**Goal of the exercise**
Copy exactly the lines of the records below, starting at the line that contains "Give me the" and continuing through the last line, both included; omit any pictures.

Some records
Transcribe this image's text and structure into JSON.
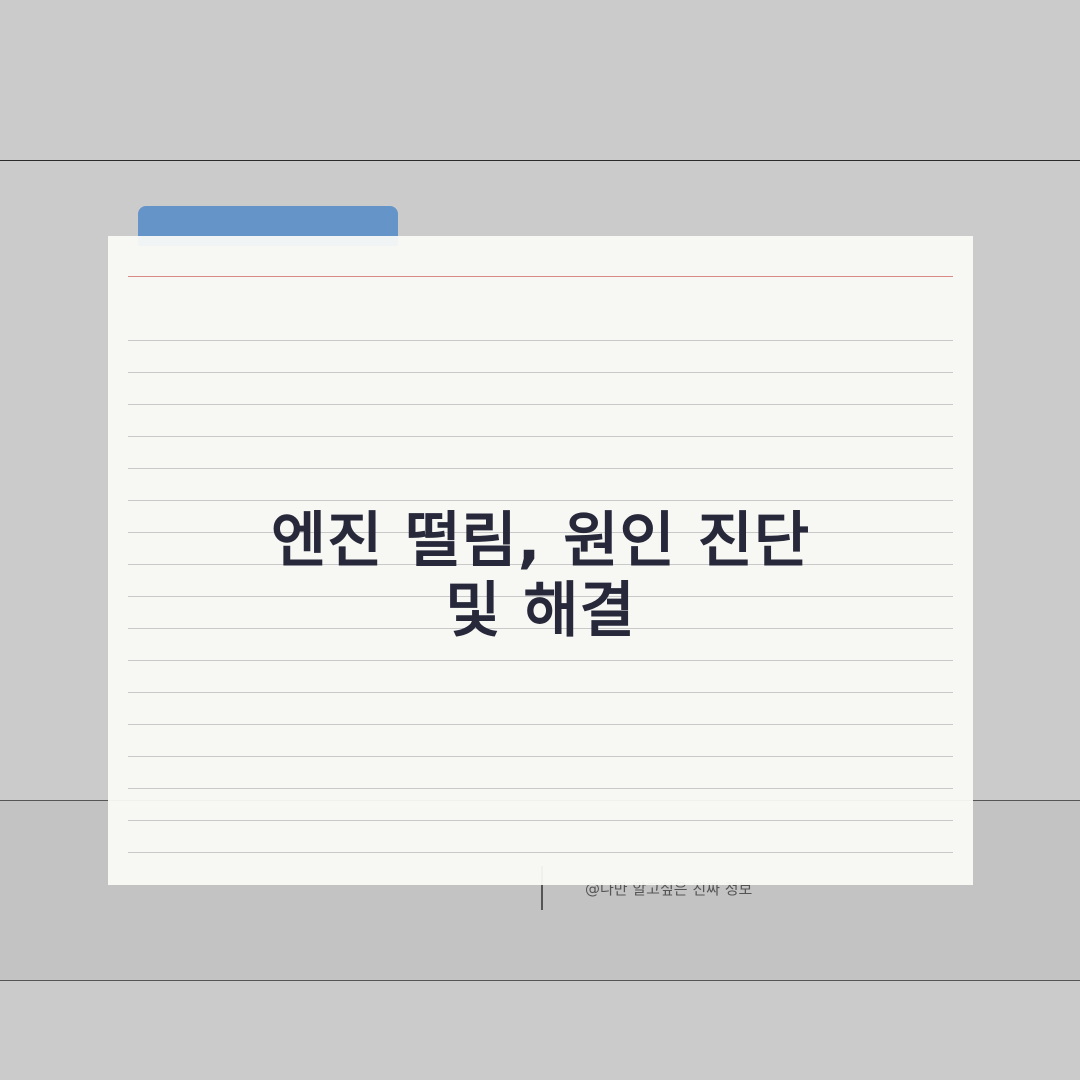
{
  "card": {
    "title_line1": "엔진 떨림, 원인 진단",
    "title_line2": "및 해결"
  },
  "footer": {
    "credit": "@나만 알고싶은 진짜 정보"
  },
  "colors": {
    "background": "#cbcbcb",
    "tab": "#6594c9",
    "card": "#fafaf6",
    "margin_line": "#d98a86",
    "title_text": "#27283a"
  }
}
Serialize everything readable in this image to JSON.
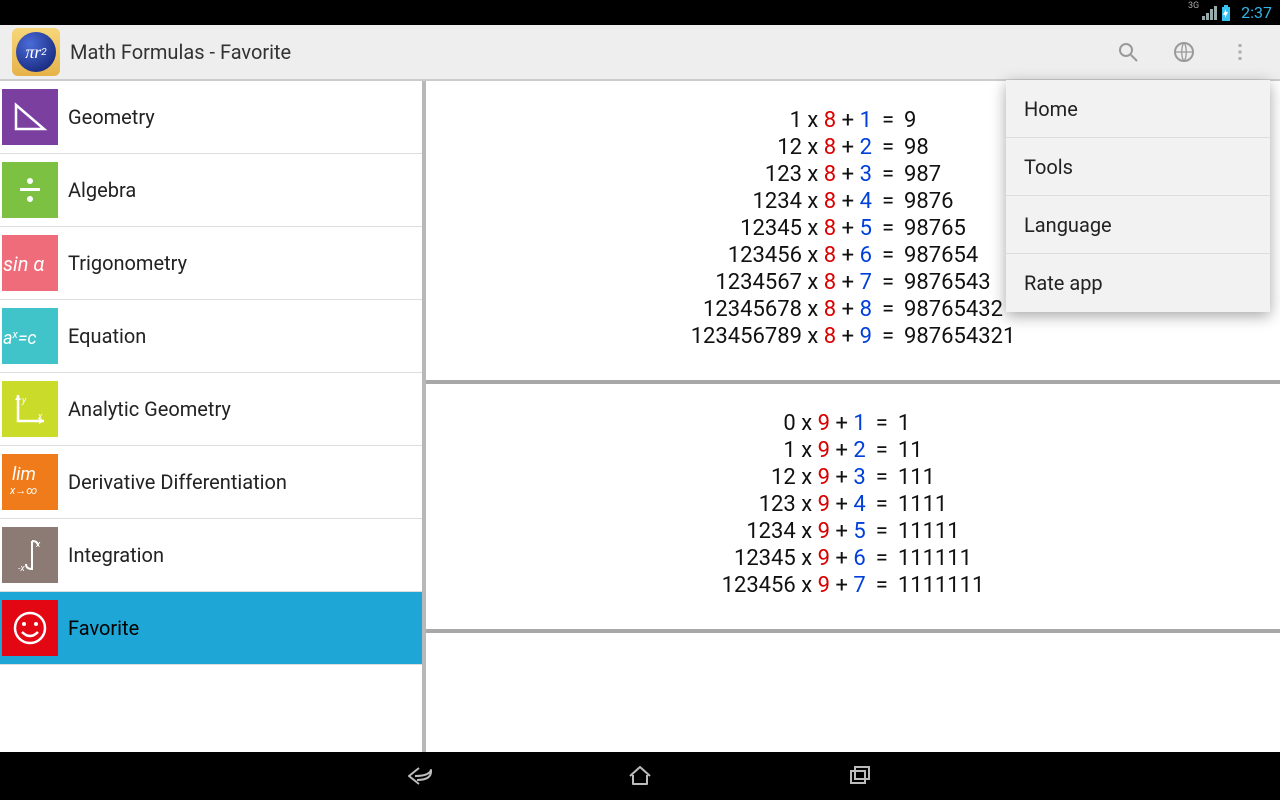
{
  "status": {
    "net": "3G",
    "time": "2:37"
  },
  "header": {
    "title": "Math Formulas - Favorite"
  },
  "sidebar": {
    "items": [
      {
        "label": "Geometry"
      },
      {
        "label": "Algebra"
      },
      {
        "label": "Trigonometry"
      },
      {
        "label": "Equation"
      },
      {
        "label": "Analytic Geometry"
      },
      {
        "label": "Derivative Differentiation"
      },
      {
        "label": "Integration"
      },
      {
        "label": "Favorite"
      }
    ],
    "selected_index": 7
  },
  "menu": {
    "items": [
      {
        "label": "Home"
      },
      {
        "label": "Tools"
      },
      {
        "label": "Language"
      },
      {
        "label": "Rate app"
      }
    ]
  },
  "content": {
    "blocks": [
      {
        "const": "8",
        "rows": [
          {
            "a": "1",
            "add": "1",
            "rhs": "9"
          },
          {
            "a": "12",
            "add": "2",
            "rhs": "98"
          },
          {
            "a": "123",
            "add": "3",
            "rhs": "987"
          },
          {
            "a": "1234",
            "add": "4",
            "rhs": "9876"
          },
          {
            "a": "12345",
            "add": "5",
            "rhs": "98765"
          },
          {
            "a": "123456",
            "add": "6",
            "rhs": "987654"
          },
          {
            "a": "1234567",
            "add": "7",
            "rhs": "9876543"
          },
          {
            "a": "12345678",
            "add": "8",
            "rhs": "98765432"
          },
          {
            "a": "123456789",
            "add": "9",
            "rhs": "987654321"
          }
        ]
      },
      {
        "const": "9",
        "rows": [
          {
            "a": "0",
            "add": "1",
            "rhs": "1"
          },
          {
            "a": "1",
            "add": "2",
            "rhs": "11"
          },
          {
            "a": "12",
            "add": "3",
            "rhs": "111"
          },
          {
            "a": "123",
            "add": "4",
            "rhs": "1111"
          },
          {
            "a": "1234",
            "add": "5",
            "rhs": "11111"
          },
          {
            "a": "12345",
            "add": "6",
            "rhs": "111111"
          },
          {
            "a": "123456",
            "add": "7",
            "rhs": "1111111"
          }
        ]
      }
    ]
  }
}
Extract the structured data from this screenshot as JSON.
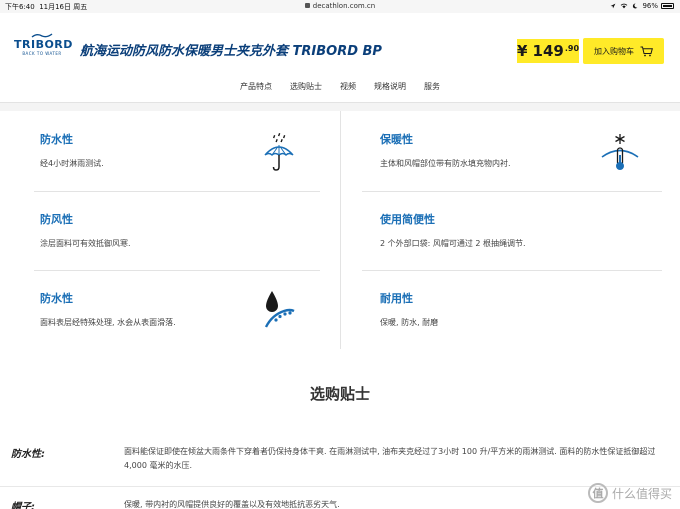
{
  "status_bar": {
    "time": "下午6:40",
    "date": "11月16日 周五",
    "url": "decathlon.com.cn",
    "battery": "96%"
  },
  "header": {
    "logo_word": "TRIBORD",
    "logo_sub": "BACK TO WATER",
    "product_title": "航海运动防风防水保暖男士夹克外套 TRIBORD BP",
    "price_symbol": "¥",
    "price_int": "149",
    "price_dec": ".90",
    "cart_label": "加入购物车"
  },
  "nav": {
    "items": [
      "产品特点",
      "选购贴士",
      "视频",
      "规格说明",
      "服务"
    ]
  },
  "features": [
    {
      "title": "防水性",
      "desc": "经4小时淋雨测试.",
      "icon": "umbrella-rain-icon"
    },
    {
      "title": "保暖性",
      "desc": "主体和风帽部位带有防水填充物内衬.",
      "icon": "thermometer-snow-icon"
    },
    {
      "title": "防风性",
      "desc": "涂层面料可有效抵御风寒.",
      "icon": ""
    },
    {
      "title": "使用简便性",
      "desc": "2 个外部口袋: 风帽可通过 2 根抽绳调节.",
      "icon": ""
    },
    {
      "title": "防水性",
      "desc": "面料表层经特殊处理, 水会从表面滑落.",
      "icon": "water-drop-icon"
    },
    {
      "title": "耐用性",
      "desc": "保暖, 防水, 耐磨",
      "icon": ""
    }
  ],
  "guide": {
    "title": "选购贴士",
    "specs": [
      {
        "label": "防水性:",
        "text": "面料能保证即使在倾盆大雨条件下穿着者仍保持身体干爽. 在雨淋测试中, 油布夹克经过了3小时 100 升/平方米的雨淋测试. 面料的防水性保证抵御超过4,000 毫米的水压."
      },
      {
        "label": "帽子:",
        "text": "保暖, 带内衬的风帽提供良好的覆盖以及有效地抵抗恶劣天气."
      }
    ]
  },
  "watermark": {
    "glyph": "值",
    "text": "什么值得买"
  },
  "colors": {
    "accent_blue": "#1b6fb6",
    "brand_navy": "#0b4e8e",
    "price_yellow": "#ffea28"
  }
}
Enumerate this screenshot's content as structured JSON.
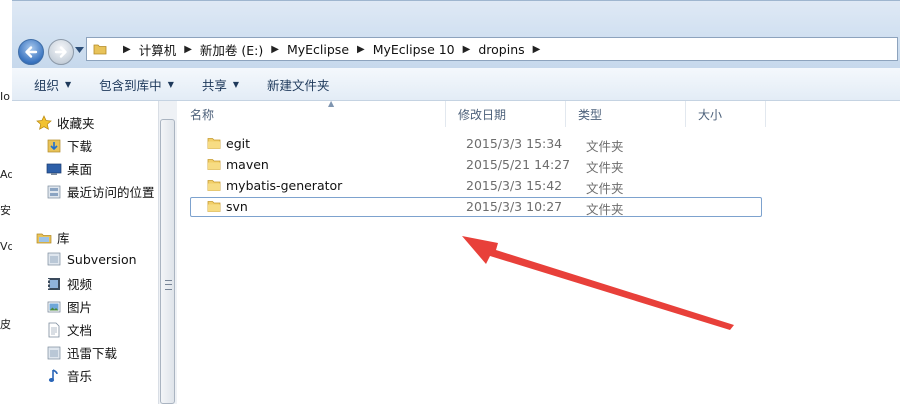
{
  "window": {
    "address_path": [
      "计算机",
      "新加卷 (E:)",
      "MyEclipse",
      "MyEclipse 10",
      "dropins"
    ]
  },
  "toolbar": {
    "organize": "组织",
    "include_in_library": "包含到库中",
    "share": "共享",
    "new_folder": "新建文件夹"
  },
  "navpane": {
    "favorites_label": "收藏夹",
    "favorites": [
      "下载",
      "桌面",
      "最近访问的位置"
    ],
    "libraries_label": "库",
    "libraries": [
      "Subversion",
      "视频",
      "图片",
      "文档",
      "迅雷下载",
      "音乐"
    ]
  },
  "columns": {
    "name": "名称",
    "modified": "修改日期",
    "type": "类型",
    "size": "大小"
  },
  "files": [
    {
      "name": "egit",
      "modified": "2015/3/3 15:34",
      "type": "文件夹"
    },
    {
      "name": "maven",
      "modified": "2015/5/21 14:27",
      "type": "文件夹"
    },
    {
      "name": "mybatis-generator",
      "modified": "2015/3/3 15:42",
      "type": "文件夹"
    },
    {
      "name": "svn",
      "modified": "2015/3/3 10:27",
      "type": "文件夹"
    }
  ],
  "underlay_fragments": [
    "Io",
    "Aq",
    "安",
    "Vd",
    "皮"
  ],
  "colors": {
    "annotation_arrow": "#e8403a",
    "selection_border": "#7da2ce"
  }
}
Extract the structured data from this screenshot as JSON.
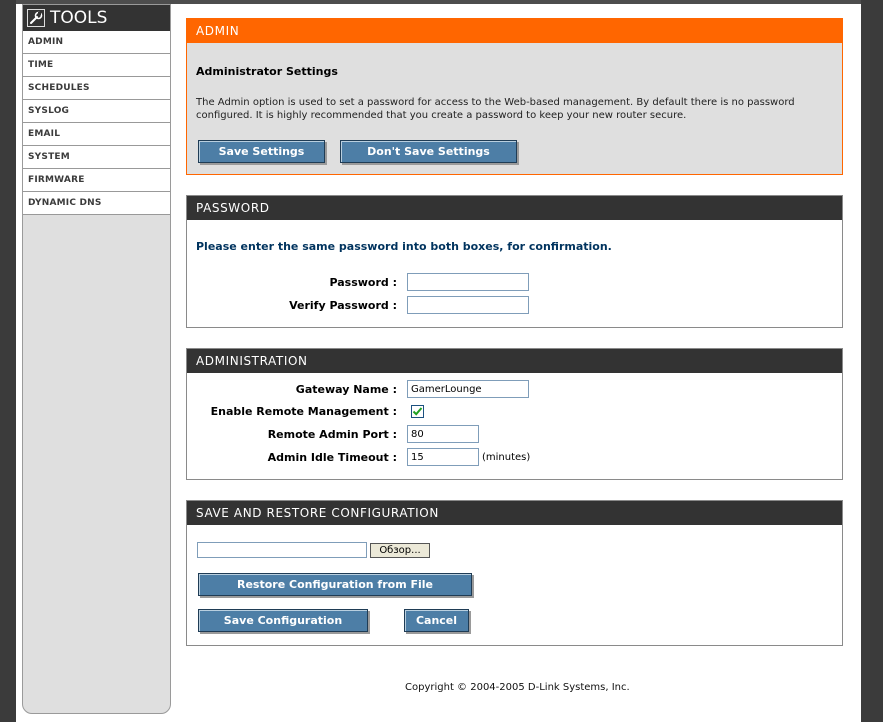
{
  "sidebar": {
    "title": "TOOLS",
    "icon": "wrench-icon",
    "items": [
      {
        "label": "ADMIN"
      },
      {
        "label": "TIME"
      },
      {
        "label": "SCHEDULES"
      },
      {
        "label": "SYSLOG"
      },
      {
        "label": "EMAIL"
      },
      {
        "label": "SYSTEM"
      },
      {
        "label": "FIRMWARE"
      },
      {
        "label": "DYNAMIC DNS"
      }
    ]
  },
  "admin": {
    "heading": "ADMIN",
    "subtitle": "Administrator Settings",
    "description": "The Admin option is used to set a password for access to the Web-based management. By default there is no password configured. It is highly recommended that you create a password to keep your new router secure.",
    "save_label": "Save Settings",
    "dont_save_label": "Don't Save Settings",
    "accent": "#ff6600"
  },
  "password": {
    "heading": "PASSWORD",
    "note": "Please enter the same password into both boxes, for confirmation.",
    "password_label": "Password :",
    "password_value": "",
    "verify_label": "Verify Password :",
    "verify_value": ""
  },
  "administration": {
    "heading": "ADMINISTRATION",
    "gateway_label": "Gateway Name :",
    "gateway_value": "GamerLounge",
    "remote_label": "Enable Remote Management :",
    "remote_checked": true,
    "port_label": "Remote Admin Port :",
    "port_value": "80",
    "timeout_label": "Admin Idle Timeout :",
    "timeout_value": "15",
    "timeout_unit": "(minutes)"
  },
  "restore": {
    "heading": "SAVE AND RESTORE CONFIGURATION",
    "file_value": "",
    "browse_label": "Обзор...",
    "restore_label": "Restore Configuration from File",
    "save_config_label": "Save Configuration",
    "cancel_label": "Cancel"
  },
  "footer": {
    "copyright": "Copyright © 2004-2005 D-Link Systems, Inc."
  },
  "colors": {
    "button": "#4d7ea6",
    "panel_header": "#333333",
    "note_text": "#00335e"
  }
}
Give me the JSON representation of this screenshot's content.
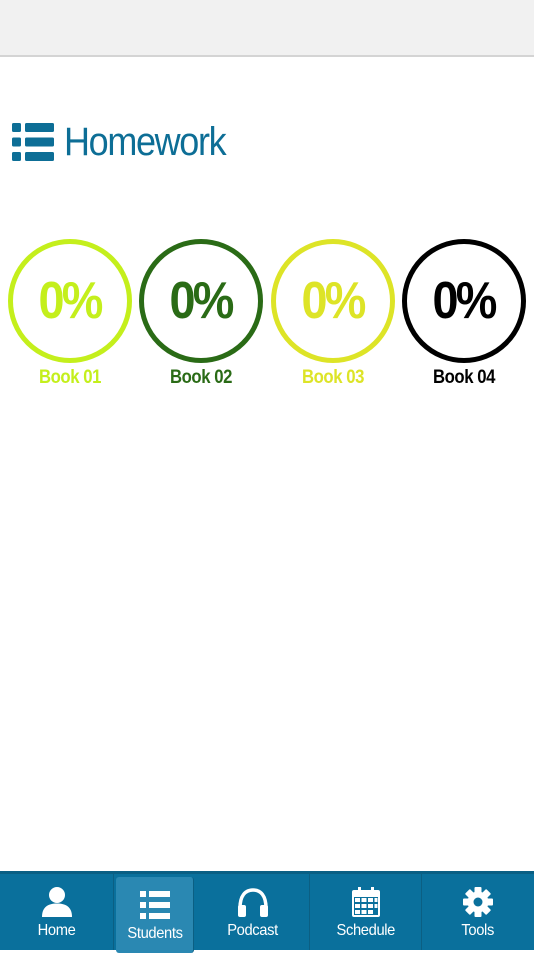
{
  "header": {
    "title": "Homework",
    "icon": "list-icon",
    "color": "#0d6e96"
  },
  "books": [
    {
      "label": "Book 01",
      "percent": "0%",
      "progress": 0,
      "color": "#c4ef1c"
    },
    {
      "label": "Book 02",
      "percent": "0%",
      "progress": 0,
      "color": "#2a6b16"
    },
    {
      "label": "Book 03",
      "percent": "0%",
      "progress": 0,
      "color": "#dde427"
    },
    {
      "label": "Book 04",
      "percent": "0%",
      "progress": 0,
      "color": "#000000"
    }
  ],
  "tab_bar": {
    "background": "#0a709c",
    "active_tab": "Students",
    "tabs": [
      {
        "label": "Home",
        "icon": "person-icon"
      },
      {
        "label": "Students",
        "icon": "list-icon"
      },
      {
        "label": "Podcast",
        "icon": "headphones-icon"
      },
      {
        "label": "Schedule",
        "icon": "calendar-icon"
      },
      {
        "label": "Tools",
        "icon": "gear-icon"
      }
    ]
  }
}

**Final answer**
Give me the JSON representation of this screenshot's content.
{
  "header": {
    "title": "Homework",
    "icon": "list-icon",
    "color": "#0d6e96"
  },
  "books": [
    {
      "label": "Book 01",
      "percent": "0%",
      "progress": 0,
      "color": "#c4ef1c"
    },
    {
      "label": "Book 02",
      "percent": "0%",
      "progress": 0,
      "color": "#2a6b16"
    },
    {
      "label": "Book 03",
      "percent": "0%",
      "progress": 0,
      "color": "#dde427"
    },
    {
      "label": "Book 04",
      "percent": "0%",
      "progress": 0,
      "color": "#000000"
    }
  ],
  "tab_bar": {
    "background": "#0a709c",
    "active_tab": "Students",
    "tabs": [
      {
        "label": "Home",
        "icon": "person-icon"
      },
      {
        "label": "Students",
        "icon": "list-icon"
      },
      {
        "label": "Podcast",
        "icon": "headphones-icon"
      },
      {
        "label": "Schedule",
        "icon": "calendar-icon"
      },
      {
        "label": "Tools",
        "icon": "gear-icon"
      }
    ]
  }
}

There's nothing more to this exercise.